● **Brief**: Return the entries verbatim and drop every picture.

● **Records provided**:
◆ ◆ ◆ ◆ ◆

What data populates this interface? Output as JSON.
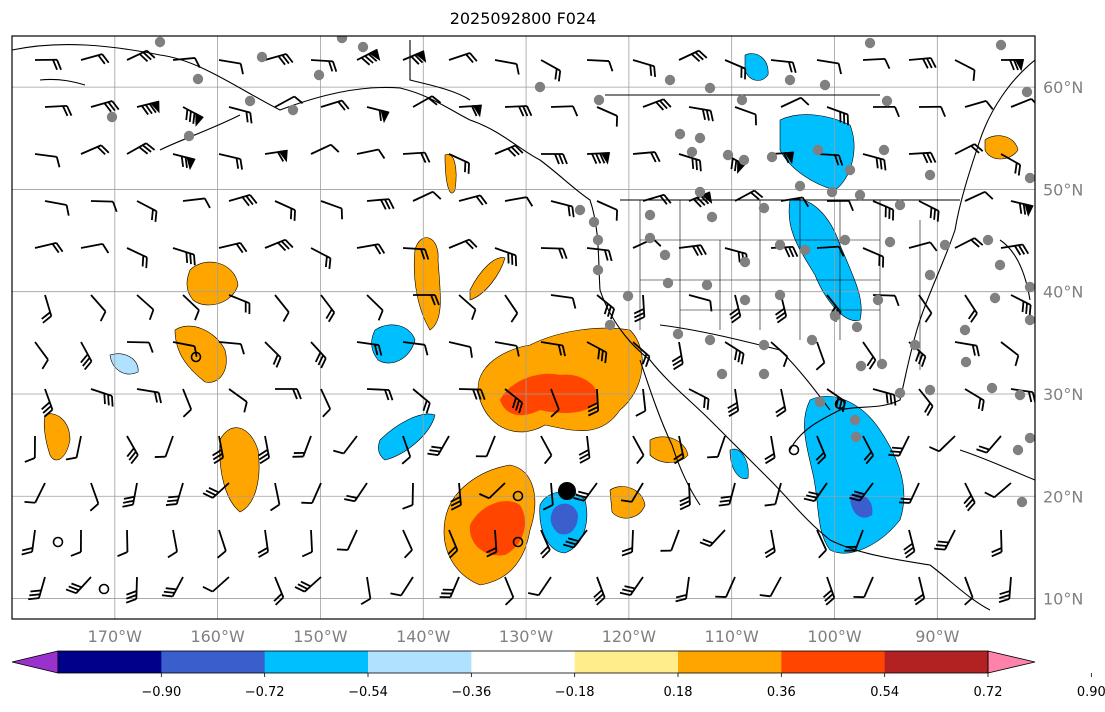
{
  "map": {
    "title": "2025092800 F024",
    "lon_ticks": [
      "170°W",
      "160°W",
      "150°W",
      "140°W",
      "130°W",
      "120°W",
      "110°W",
      "100°W",
      "90°W"
    ],
    "lat_ticks": [
      "60°N",
      "50°N",
      "40°N",
      "30°N",
      "20°N",
      "10°N"
    ],
    "extent": {
      "lon_min": -180,
      "lon_max": -80.5,
      "lat_min": 8,
      "lat_max": 65
    },
    "grid": "on"
  },
  "colorbar": {
    "colors": [
      "#9932CC",
      "#00008B",
      "#3A5FCD",
      "#00BFFF",
      "#B0E2FF",
      "#FFFFFF",
      "#FFEC8B",
      "#FFA500",
      "#FF4500",
      "#B22222",
      "#FF82AB"
    ],
    "tick_labels": [
      "−0.90",
      "−0.72",
      "−0.54",
      "−0.36",
      "−0.18",
      "0.18",
      "0.36",
      "0.54",
      "0.72",
      "0.90"
    ],
    "extend": "both"
  },
  "stations": {
    "gray_dot_color": "#808080"
  }
}
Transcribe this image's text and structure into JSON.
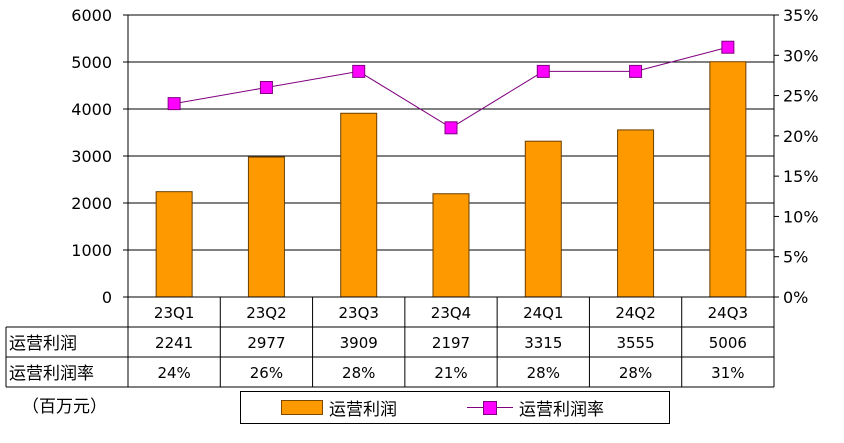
{
  "chart_data": {
    "type": "bar+line",
    "categories": [
      "23Q1",
      "23Q2",
      "23Q3",
      "23Q4",
      "24Q1",
      "24Q2",
      "24Q3"
    ],
    "series": [
      {
        "name": "运营利润",
        "type": "bar",
        "axis": "left",
        "values": [
          2241,
          2977,
          3909,
          2197,
          3315,
          3555,
          5006
        ],
        "color": "#FF9900"
      },
      {
        "name": "运营利润率",
        "type": "line",
        "axis": "right",
        "values": [
          0.24,
          0.26,
          0.28,
          0.21,
          0.28,
          0.28,
          0.31
        ],
        "color": "#800080",
        "marker_color": "#FF00FF"
      }
    ],
    "y_left": {
      "range": [
        0,
        6000
      ],
      "ticks": [
        "0",
        "1000",
        "2000",
        "3000",
        "4000",
        "5000",
        "6000"
      ]
    },
    "y_right": {
      "range": [
        0,
        0.35
      ],
      "ticks": [
        "0%",
        "5%",
        "10%",
        "15%",
        "20%",
        "25%",
        "30%",
        "35%"
      ]
    },
    "grid": "horizontal",
    "legend_position": "bottom",
    "table": {
      "rows": [
        {
          "label": "运营利润",
          "cells": [
            "2241",
            "2977",
            "3909",
            "2197",
            "3315",
            "3555",
            "5006"
          ]
        },
        {
          "label": "运营利润率",
          "cells": [
            "24%",
            "26%",
            "28%",
            "21%",
            "28%",
            "28%",
            "31%"
          ]
        }
      ]
    },
    "unit": "（百万元）"
  }
}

◆ ◆ ◆ ◆ ◆

● **The response**:
What data populates this interface? Output as JSON.
{
  "map": {
    "title": "2025092800 F024",
    "lon_ticks": [
      "170°W",
      "160°W",
      "150°W",
      "140°W",
      "130°W",
      "120°W",
      "110°W",
      "100°W",
      "90°W"
    ],
    "lat_ticks": [
      "60°N",
      "50°N",
      "40°N",
      "30°N",
      "20°N",
      "10°N"
    ],
    "extent": {
      "lon_min": -180,
      "lon_max": -80.5,
      "lat_min": 8,
      "lat_max": 65
    },
    "grid": "on"
  },
  "colorbar": {
    "colors": [
      "#9932CC",
      "#00008B",
      "#3A5FCD",
      "#00BFFF",
      "#B0E2FF",
      "#FFFFFF",
      "#FFEC8B",
      "#FFA500",
      "#FF4500",
      "#B22222",
      "#FF82AB"
    ],
    "tick_labels": [
      "−0.90",
      "−0.72",
      "−0.54",
      "−0.36",
      "−0.18",
      "0.18",
      "0.36",
      "0.54",
      "0.72",
      "0.90"
    ],
    "extend": "both"
  },
  "stations": {
    "gray_dot_color": "#808080"
  }
}
Transcribe this image's text and structure into JSON.
{
  "chart_data": {
    "type": "bar+line",
    "categories": [
      "23Q1",
      "23Q2",
      "23Q3",
      "23Q4",
      "24Q1",
      "24Q2",
      "24Q3"
    ],
    "series": [
      {
        "name": "运营利润",
        "type": "bar",
        "axis": "left",
        "values": [
          2241,
          2977,
          3909,
          2197,
          3315,
          3555,
          5006
        ],
        "color": "#FF9900"
      },
      {
        "name": "运营利润率",
        "type": "line",
        "axis": "right",
        "values": [
          0.24,
          0.26,
          0.28,
          0.21,
          0.28,
          0.28,
          0.31
        ],
        "color": "#800080",
        "marker_color": "#FF00FF"
      }
    ],
    "y_left": {
      "range": [
        0,
        6000
      ],
      "ticks": [
        "0",
        "1000",
        "2000",
        "3000",
        "4000",
        "5000",
        "6000"
      ]
    },
    "y_right": {
      "range": [
        0,
        0.35
      ],
      "ticks": [
        "0%",
        "5%",
        "10%",
        "15%",
        "20%",
        "25%",
        "30%",
        "35%"
      ]
    },
    "grid": "horizontal",
    "legend_position": "bottom",
    "table": {
      "rows": [
        {
          "label": "运营利润",
          "cells": [
            "2241",
            "2977",
            "3909",
            "2197",
            "3315",
            "3555",
            "5006"
          ]
        },
        {
          "label": "运营利润率",
          "cells": [
            "24%",
            "26%",
            "28%",
            "21%",
            "28%",
            "28%",
            "31%"
          ]
        }
      ]
    },
    "unit": "（百万元）"
  }
}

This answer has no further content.